10938 25 NOVEMBRE. GIORNATA INTERNAZIONALE CONTRO LA VIOLENZA DI GENERE

20131126 01:17:00 guglielmoz

GIORNATA INTERNAZIONALE CONTRO LA VIOLENZA DI GENERE:
BASTA FEMMINICIDI, BASTA VIOLENZA SULLE DONNE IN OCCASIONE DELLA GIORNATA INTERNAZIONALE CONTRO LA VIOLENZA DI GENERE, RIPROPONIAMO UN RECENTE ARTICOLO DI IMMA BARBAROSSA,

PUBBLICATO DA IL MANIFESTO, INTITOLATO “IL FEMMINICIDIO DELLE LARGHISSIME INTESE”.

SETTE MILIONI DI VITTIME NELLA GUERRA INVISIBILE COMBATTUTA SOPRATTUTTO TRA LE MURA DI CASA.
FISICA O SESSUALE: UNA DONNA SU TRE HA SUBITO VIOLENZA.

RIPROPONIAMO UN RECENTE ARTICOLO DI IMMA BARBAROSSA, PUBBLICATO DA IL MANIFESTO, INTITOLATO “IL FEMMINICIDIO DELLE LARGHISSIME INTESE”.
Confesso di aver provato un moto di sgomento nel sentire (e vedere) Angelino Alfano parlare di “violenza di genere” e di un decreto governativo composto di prevenzione, punizione, protezione”. Poi con la retorica commossa del presidente Letta il femminicidio entra a pieno titolo in un provvedimento con cui le larghe intese affrontano con la fretta del “fare” l’emergenza della violenza maschile contro le donne, accanto a misure repressive contro il “terrorismo” del movimento No Tav e… contro i ladri di rame.
Ancora una volta le donne entrano in un provvedimento di ordine pubblico e sicurezza, ancora una volta corpi e menti sotto tutela. La storia è lunga, il dibattito tra le femministe complesso e accidentato, fin da quando nel senso comune cominciò a farsi strada l’idea che la violenza contro le donne non era una questione di offesa al pudore o alla morale, in cui si sono per decenni esercitati giudici e penalisti su quanto la “provocazione” femminile desse o non desse adito al desiderio irrefrenabile dell’uomo cacciatore e su come le mogli non dovessero rifiutarsi al debito coniugale. Sotto l’urto e la riflessione del movimento femminista la questione della violenza contro le donne cominciò a collocarsi dentro l’ordine patriarcale e il sistema del dominio maschile. Dell’amore come possesso. Dentro il ‘nido’, della famiglia, dentro la ‘serenità’ della coppia anche ‘regolarmente’ coniugata in chiesa.

────────

COMPITO: Stampa senza modifiche la parte del brano sulla violenza di genere che va da "10938 25 NOVEMBRE." giù fino a "HA SUBITO VIOLENZA.".

Elementi del dataset:
────────

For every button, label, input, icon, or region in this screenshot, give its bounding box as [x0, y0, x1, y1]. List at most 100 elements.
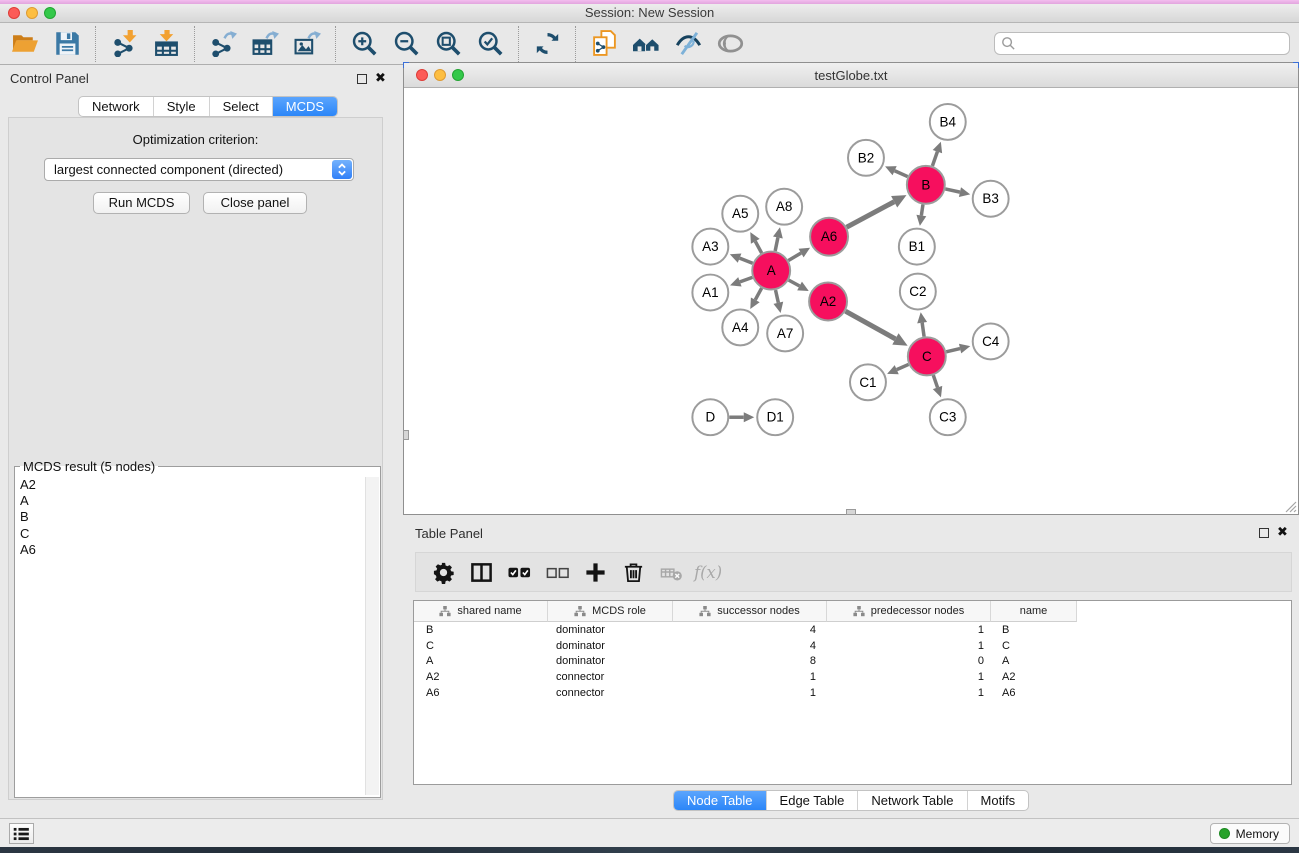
zoom-window-button[interactable] [44, 7, 56, 19]
graph-edge-A-A2[interactable] [789, 280, 800, 286]
tab-node-table[interactable]: Node Table [674, 791, 766, 810]
tab-style[interactable]: Style [153, 97, 209, 116]
tab-select[interactable]: Select [209, 97, 272, 116]
graph-edge-B-B2[interactable] [895, 171, 908, 177]
graph-edge-C-C2[interactable] [922, 323, 924, 337]
resize-handle-bottom[interactable] [846, 509, 856, 515]
network-zoom-button[interactable] [452, 69, 464, 81]
graph-edge-A-A5[interactable] [755, 241, 761, 253]
table-cell[interactable]: 4 [673, 624, 827, 636]
column-header-successor-nodes[interactable]: successor nodes [673, 601, 827, 622]
table-row[interactable]: Cdominator41C [414, 638, 1291, 654]
mcds-result-item[interactable]: B [20, 509, 36, 525]
mcds-list-scrollbar[interactable] [365, 477, 379, 795]
graph-edge-B-B4[interactable] [932, 152, 937, 166]
graph-edge-C-C3[interactable] [933, 375, 937, 387]
mcds-result-item[interactable]: A6 [20, 542, 36, 558]
export-table-button[interactable] [244, 27, 286, 61]
table-cell[interactable]: A2 [414, 671, 548, 683]
graph-edge-A6-B[interactable] [847, 202, 895, 227]
graph-edge-A-A8[interactable] [775, 238, 778, 251]
table-cell[interactable]: 1 [827, 671, 991, 683]
delete-row-button[interactable] [614, 556, 652, 588]
table-cell[interactable]: dominator [548, 640, 673, 652]
table-cell[interactable]: dominator [548, 655, 673, 667]
graph-edge-A-A3[interactable] [740, 258, 753, 263]
resize-handle-left[interactable] [403, 430, 409, 440]
preview-eye-button[interactable] [709, 27, 751, 61]
table-cell[interactable]: 1 [673, 687, 827, 699]
table-cell[interactable]: A6 [991, 687, 1077, 699]
table-cell[interactable]: 1 [827, 640, 991, 652]
tab-network[interactable]: Network [79, 97, 153, 116]
network-canvas[interactable]: B4B2BB3A8A5A6A3B1AC2A1A2A4A7C4CC1C3DD1 [404, 89, 1298, 514]
save-session-button[interactable] [46, 27, 88, 61]
export-image-button[interactable] [286, 27, 328, 61]
zoom-in-button[interactable] [343, 27, 385, 61]
mcds-result-item[interactable]: C [20, 526, 36, 542]
column-header-name[interactable]: name [991, 601, 1077, 622]
mcds-result-item[interactable]: A2 [20, 477, 36, 493]
graph-edge-A2-C[interactable] [845, 311, 895, 339]
table-cell[interactable]: 1 [827, 687, 991, 699]
add-row-button[interactable] [576, 556, 614, 588]
network-close-button[interactable] [416, 69, 428, 81]
refresh-button[interactable] [526, 27, 568, 61]
control-panel-float-button[interactable] [357, 74, 367, 84]
table-panel-close-button[interactable]: ✖ [1277, 526, 1288, 538]
table-cell[interactable]: A2 [991, 671, 1077, 683]
table-cell[interactable]: 8 [673, 655, 827, 667]
table-cell[interactable]: C [991, 640, 1077, 652]
export-network-button[interactable] [202, 27, 244, 61]
table-row[interactable]: Bdominator41B [414, 622, 1291, 638]
table-cell[interactable]: A [414, 655, 548, 667]
tab-edge-table[interactable]: Edge Table [766, 791, 858, 810]
graph-edge-A-A1[interactable] [740, 277, 753, 282]
task-history-button[interactable] [9, 823, 34, 844]
duplicate-network-button[interactable] [583, 27, 625, 61]
table-cell[interactable]: connector [548, 671, 673, 683]
resize-grip[interactable] [1283, 499, 1297, 513]
table-cell[interactable]: connector [548, 687, 673, 699]
table-row[interactable]: Adominator80A [414, 654, 1291, 670]
network-minimize-button[interactable] [434, 69, 446, 81]
table-cell[interactable]: 1 [673, 671, 827, 683]
table-cell[interactable]: 0 [827, 655, 991, 667]
close-window-button[interactable] [8, 7, 20, 19]
column-header-MCDS-role[interactable]: MCDS role [548, 601, 673, 622]
settings-button[interactable] [424, 556, 462, 588]
mcds-result-item[interactable]: A [20, 493, 36, 509]
tab-mcds[interactable]: MCDS [272, 97, 337, 116]
memory-button[interactable]: Memory [1210, 823, 1290, 844]
graph-edge-A-A7[interactable] [776, 290, 779, 303]
graph-edge-B-B1[interactable] [921, 205, 923, 216]
column-header-predecessor-nodes[interactable]: predecessor nodes [827, 601, 991, 622]
minimize-window-button[interactable] [26, 7, 38, 19]
table-cell[interactable]: B [414, 624, 548, 636]
search-input[interactable] [994, 32, 1290, 55]
table-row[interactable]: A2connector11A2 [414, 669, 1291, 685]
graph-edge-C-C4[interactable] [946, 349, 960, 352]
zoom-selected-button[interactable] [469, 27, 511, 61]
import-table-button[interactable] [145, 27, 187, 61]
table-cell[interactable]: C [414, 640, 548, 652]
home-view-button[interactable] [625, 27, 667, 61]
graph-edge-A-A6[interactable] [788, 253, 801, 260]
control-panel-close-button[interactable]: ✖ [375, 72, 386, 84]
table-panel-float-button[interactable] [1259, 528, 1269, 538]
table-row[interactable]: A6connector11A6 [414, 685, 1291, 701]
run-mcds-button[interactable]: Run MCDS [93, 192, 190, 214]
deselect-all-checkboxes-button[interactable] [538, 556, 576, 588]
tab-network-table[interactable]: Network Table [857, 791, 966, 810]
graph-edge-A-A4[interactable] [755, 288, 761, 300]
zoom-out-button[interactable] [385, 27, 427, 61]
import-network-button[interactable] [103, 27, 145, 61]
table-cell[interactable]: A [991, 655, 1077, 667]
open-session-button[interactable] [4, 27, 46, 61]
table-cell[interactable]: B [991, 624, 1077, 636]
combo-stepper[interactable] [332, 160, 352, 179]
close-panel-button[interactable]: Close panel [203, 192, 307, 214]
select-all-checkboxes-button[interactable] [500, 556, 538, 588]
toggle-visibility-button[interactable] [667, 27, 709, 61]
table-cell[interactable]: A6 [414, 687, 548, 699]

────────

ESITO DEL COMPITO:
10938 25 NOVEMBRE. GIORNATA INTERNAZIONALE CONTRO LA VIOLENZA DI GENERE

20131126 01:17:00 guglielmoz

GIORNATA INTERNAZIONALE CONTRO LA VIOLENZA DI GENERE:
BASTA FEMMINICIDI, BASTA VIOLENZA SULLE DONNE IN OCCASIONE DELLA GIORNATA INTERNAZIONALE CONTRO LA VIOLENZA DI GENERE, RIPROPONIAMO UN RECENTE ARTICOLO DI IMMA BARBAROSSA,

PUBBLICATO DA IL MANIFESTO, INTITOLATO “IL FEMMINICIDIO DELLE LARGHISSIME INTESE”.

SETTE MILIONI DI VITTIME NELLA GUERRA INVISIBILE COMBATTUTA SOPRATTUTTO TRA LE MURA DI CASA.
FISICA O SESSUALE: UNA DONNA SU TRE HA SUBITO VIOLENZA.